### What this task involves:
Repeat the listing in full, preserving every character.

[Extracted data entries]
▶

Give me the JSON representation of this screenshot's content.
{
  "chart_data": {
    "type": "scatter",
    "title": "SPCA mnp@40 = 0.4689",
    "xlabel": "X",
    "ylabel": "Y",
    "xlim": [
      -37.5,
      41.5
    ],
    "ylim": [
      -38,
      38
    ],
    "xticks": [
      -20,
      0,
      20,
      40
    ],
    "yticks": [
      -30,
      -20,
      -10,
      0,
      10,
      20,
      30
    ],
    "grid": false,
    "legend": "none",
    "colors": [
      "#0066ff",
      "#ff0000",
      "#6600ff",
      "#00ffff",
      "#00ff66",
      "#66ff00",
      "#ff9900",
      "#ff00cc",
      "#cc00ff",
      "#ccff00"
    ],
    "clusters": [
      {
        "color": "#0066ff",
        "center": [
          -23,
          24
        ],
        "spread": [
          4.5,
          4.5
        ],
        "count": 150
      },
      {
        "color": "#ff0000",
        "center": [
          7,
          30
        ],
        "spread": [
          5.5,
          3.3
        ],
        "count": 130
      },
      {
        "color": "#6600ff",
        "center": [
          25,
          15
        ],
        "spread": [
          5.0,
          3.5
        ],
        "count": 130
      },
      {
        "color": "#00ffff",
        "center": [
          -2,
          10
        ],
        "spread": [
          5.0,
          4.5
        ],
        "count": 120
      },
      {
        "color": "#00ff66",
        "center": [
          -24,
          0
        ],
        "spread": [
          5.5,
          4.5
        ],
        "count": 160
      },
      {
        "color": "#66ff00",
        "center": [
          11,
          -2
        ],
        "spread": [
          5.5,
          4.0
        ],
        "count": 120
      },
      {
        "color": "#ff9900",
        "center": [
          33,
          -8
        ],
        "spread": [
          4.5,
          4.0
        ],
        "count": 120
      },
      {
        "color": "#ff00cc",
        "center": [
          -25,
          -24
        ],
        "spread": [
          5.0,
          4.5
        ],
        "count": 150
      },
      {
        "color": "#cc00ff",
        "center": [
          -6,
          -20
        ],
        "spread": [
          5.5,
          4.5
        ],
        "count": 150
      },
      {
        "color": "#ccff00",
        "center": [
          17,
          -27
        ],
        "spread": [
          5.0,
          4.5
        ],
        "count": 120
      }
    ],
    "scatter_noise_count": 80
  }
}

◀

### Final result:
Give me the JSON representation of this screenshot's content.
{
  "chart_data": {
    "type": "scatter",
    "title": "SPCA mnp@40 = 0.4689",
    "xlabel": "X",
    "ylabel": "Y",
    "xlim": [
      -37.5,
      41.5
    ],
    "ylim": [
      -38,
      38
    ],
    "xticks": [
      -20,
      0,
      20,
      40
    ],
    "yticks": [
      -30,
      -20,
      -10,
      0,
      10,
      20,
      30
    ],
    "grid": false,
    "legend": "none",
    "colors": [
      "#0066ff",
      "#ff0000",
      "#6600ff",
      "#00ffff",
      "#00ff66",
      "#66ff00",
      "#ff9900",
      "#ff00cc",
      "#cc00ff",
      "#ccff00"
    ],
    "clusters": [
      {
        "color": "#0066ff",
        "center": [
          -23,
          24
        ],
        "spread": [
          4.5,
          4.5
        ],
        "count": 150
      },
      {
        "color": "#ff0000",
        "center": [
          7,
          30
        ],
        "spread": [
          5.5,
          3.3
        ],
        "count": 130
      },
      {
        "color": "#6600ff",
        "center": [
          25,
          15
        ],
        "spread": [
          5.0,
          3.5
        ],
        "count": 130
      },
      {
        "color": "#00ffff",
        "center": [
          -2,
          10
        ],
        "spread": [
          5.0,
          4.5
        ],
        "count": 120
      },
      {
        "color": "#00ff66",
        "center": [
          -24,
          0
        ],
        "spread": [
          5.5,
          4.5
        ],
        "count": 160
      },
      {
        "color": "#66ff00",
        "center": [
          11,
          -2
        ],
        "spread": [
          5.5,
          4.0
        ],
        "count": 120
      },
      {
        "color": "#ff9900",
        "center": [
          33,
          -8
        ],
        "spread": [
          4.5,
          4.0
        ],
        "count": 120
      },
      {
        "color": "#ff00cc",
        "center": [
          -25,
          -24
        ],
        "spread": [
          5.0,
          4.5
        ],
        "count": 150
      },
      {
        "color": "#cc00ff",
        "center": [
          -6,
          -20
        ],
        "spread": [
          5.5,
          4.5
        ],
        "count": 150
      },
      {
        "color": "#ccff00",
        "center": [
          17,
          -27
        ],
        "spread": [
          5.0,
          4.5
        ],
        "count": 120
      }
    ],
    "scatter_noise_count": 80
  }
}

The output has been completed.